GOAL >>
Show every line that has the string "color" in it.

[Excerpts from a figure dataset]
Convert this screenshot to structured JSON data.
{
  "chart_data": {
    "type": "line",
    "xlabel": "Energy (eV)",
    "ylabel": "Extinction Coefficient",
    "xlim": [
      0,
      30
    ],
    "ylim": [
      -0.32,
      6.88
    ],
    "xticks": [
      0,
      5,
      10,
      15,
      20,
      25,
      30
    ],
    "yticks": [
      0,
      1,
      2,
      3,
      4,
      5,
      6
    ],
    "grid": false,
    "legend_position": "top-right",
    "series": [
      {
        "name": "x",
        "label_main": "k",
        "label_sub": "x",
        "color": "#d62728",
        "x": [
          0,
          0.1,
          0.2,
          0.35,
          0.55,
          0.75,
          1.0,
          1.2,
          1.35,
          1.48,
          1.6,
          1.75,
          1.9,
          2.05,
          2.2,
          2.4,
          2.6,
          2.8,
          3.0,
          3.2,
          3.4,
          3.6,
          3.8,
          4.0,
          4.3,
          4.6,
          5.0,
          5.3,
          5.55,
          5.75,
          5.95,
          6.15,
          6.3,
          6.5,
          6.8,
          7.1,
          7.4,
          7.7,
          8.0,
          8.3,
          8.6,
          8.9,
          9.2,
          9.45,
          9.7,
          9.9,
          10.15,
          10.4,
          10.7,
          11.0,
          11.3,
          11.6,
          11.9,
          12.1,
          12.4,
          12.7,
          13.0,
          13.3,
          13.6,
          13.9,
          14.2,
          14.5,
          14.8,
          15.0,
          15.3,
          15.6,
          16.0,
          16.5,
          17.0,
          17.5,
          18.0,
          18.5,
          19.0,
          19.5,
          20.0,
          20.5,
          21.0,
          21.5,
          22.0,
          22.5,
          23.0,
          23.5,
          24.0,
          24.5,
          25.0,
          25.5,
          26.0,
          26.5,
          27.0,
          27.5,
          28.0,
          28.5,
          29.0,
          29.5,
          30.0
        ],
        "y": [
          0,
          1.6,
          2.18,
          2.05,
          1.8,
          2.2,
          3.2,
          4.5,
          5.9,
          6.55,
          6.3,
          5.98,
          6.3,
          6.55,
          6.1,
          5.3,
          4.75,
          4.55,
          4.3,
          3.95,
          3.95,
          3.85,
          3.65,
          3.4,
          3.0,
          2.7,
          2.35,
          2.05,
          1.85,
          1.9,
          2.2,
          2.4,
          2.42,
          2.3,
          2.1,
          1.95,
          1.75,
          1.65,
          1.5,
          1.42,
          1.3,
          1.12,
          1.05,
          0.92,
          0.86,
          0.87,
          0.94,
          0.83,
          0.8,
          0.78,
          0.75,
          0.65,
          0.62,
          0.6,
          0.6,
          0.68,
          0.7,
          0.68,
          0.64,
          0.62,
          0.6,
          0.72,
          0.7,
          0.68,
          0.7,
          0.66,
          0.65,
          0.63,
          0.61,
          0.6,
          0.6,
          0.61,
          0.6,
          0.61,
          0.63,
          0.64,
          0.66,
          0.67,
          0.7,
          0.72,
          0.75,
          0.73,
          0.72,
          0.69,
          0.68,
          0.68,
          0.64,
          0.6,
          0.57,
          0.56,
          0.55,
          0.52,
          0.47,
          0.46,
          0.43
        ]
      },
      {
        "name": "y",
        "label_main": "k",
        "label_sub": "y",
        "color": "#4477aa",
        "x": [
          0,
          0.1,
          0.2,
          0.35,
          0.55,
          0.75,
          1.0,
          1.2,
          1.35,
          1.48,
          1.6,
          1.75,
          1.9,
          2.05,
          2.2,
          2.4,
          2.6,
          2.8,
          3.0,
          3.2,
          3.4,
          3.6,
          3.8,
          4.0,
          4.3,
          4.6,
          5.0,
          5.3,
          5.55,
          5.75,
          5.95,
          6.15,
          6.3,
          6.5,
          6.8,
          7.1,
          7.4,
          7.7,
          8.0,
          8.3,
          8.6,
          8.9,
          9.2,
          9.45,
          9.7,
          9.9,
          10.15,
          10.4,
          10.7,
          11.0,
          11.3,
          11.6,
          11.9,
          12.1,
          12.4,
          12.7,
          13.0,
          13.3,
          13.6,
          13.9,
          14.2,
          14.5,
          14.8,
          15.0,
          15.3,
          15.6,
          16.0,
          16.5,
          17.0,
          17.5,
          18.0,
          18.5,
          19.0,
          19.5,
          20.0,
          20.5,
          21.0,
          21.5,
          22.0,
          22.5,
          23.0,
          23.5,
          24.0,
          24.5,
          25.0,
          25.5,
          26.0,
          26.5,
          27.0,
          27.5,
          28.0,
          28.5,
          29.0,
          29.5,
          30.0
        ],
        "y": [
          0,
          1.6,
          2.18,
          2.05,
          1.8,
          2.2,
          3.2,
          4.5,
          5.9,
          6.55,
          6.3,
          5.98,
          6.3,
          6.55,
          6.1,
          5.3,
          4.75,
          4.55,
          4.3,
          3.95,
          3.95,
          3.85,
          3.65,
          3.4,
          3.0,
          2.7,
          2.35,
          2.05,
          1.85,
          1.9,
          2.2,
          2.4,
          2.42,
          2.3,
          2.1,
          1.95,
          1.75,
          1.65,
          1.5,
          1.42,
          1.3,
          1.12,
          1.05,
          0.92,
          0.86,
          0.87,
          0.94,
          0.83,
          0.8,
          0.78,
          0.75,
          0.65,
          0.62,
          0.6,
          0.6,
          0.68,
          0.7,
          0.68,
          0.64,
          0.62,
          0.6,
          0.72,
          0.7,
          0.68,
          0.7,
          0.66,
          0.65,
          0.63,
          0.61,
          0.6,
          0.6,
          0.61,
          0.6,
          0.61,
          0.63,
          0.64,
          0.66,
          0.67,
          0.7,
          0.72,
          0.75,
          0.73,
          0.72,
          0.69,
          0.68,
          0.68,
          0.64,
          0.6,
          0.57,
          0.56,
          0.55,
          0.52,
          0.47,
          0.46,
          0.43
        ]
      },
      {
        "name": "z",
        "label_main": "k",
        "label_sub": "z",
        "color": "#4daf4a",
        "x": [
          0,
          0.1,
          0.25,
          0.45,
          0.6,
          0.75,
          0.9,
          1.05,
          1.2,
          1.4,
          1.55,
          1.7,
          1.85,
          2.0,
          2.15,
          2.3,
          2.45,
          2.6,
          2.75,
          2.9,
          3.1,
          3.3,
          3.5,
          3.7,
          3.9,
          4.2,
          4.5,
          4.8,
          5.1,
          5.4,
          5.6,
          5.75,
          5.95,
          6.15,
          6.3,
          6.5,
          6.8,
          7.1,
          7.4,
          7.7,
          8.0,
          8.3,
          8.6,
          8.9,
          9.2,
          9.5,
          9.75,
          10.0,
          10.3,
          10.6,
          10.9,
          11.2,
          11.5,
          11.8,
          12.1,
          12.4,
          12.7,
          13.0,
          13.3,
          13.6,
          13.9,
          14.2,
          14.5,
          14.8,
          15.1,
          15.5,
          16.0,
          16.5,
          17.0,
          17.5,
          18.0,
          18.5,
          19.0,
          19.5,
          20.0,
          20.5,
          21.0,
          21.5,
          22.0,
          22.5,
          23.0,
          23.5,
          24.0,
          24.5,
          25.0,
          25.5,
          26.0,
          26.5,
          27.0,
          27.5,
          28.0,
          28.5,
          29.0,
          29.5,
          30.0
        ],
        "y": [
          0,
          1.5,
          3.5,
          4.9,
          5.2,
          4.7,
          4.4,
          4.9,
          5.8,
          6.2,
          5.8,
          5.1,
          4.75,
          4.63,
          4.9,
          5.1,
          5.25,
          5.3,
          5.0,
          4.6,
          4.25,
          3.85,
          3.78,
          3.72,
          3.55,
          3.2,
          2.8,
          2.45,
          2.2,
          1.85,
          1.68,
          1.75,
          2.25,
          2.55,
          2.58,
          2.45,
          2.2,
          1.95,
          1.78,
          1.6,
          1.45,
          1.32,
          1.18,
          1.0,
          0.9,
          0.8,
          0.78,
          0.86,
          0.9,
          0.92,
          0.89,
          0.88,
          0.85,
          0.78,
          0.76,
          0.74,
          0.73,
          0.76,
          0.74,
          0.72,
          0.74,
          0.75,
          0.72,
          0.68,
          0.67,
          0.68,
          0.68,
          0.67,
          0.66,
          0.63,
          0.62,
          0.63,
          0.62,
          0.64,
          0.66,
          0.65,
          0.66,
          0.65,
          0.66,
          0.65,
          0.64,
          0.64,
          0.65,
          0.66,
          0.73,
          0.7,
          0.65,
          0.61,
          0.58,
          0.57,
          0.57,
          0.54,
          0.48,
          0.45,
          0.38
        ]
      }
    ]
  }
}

REPLY TO THE EXERCISE >>
        "color": "#d62728",
        "color": "#4477aa",
        "color": "#4daf4a",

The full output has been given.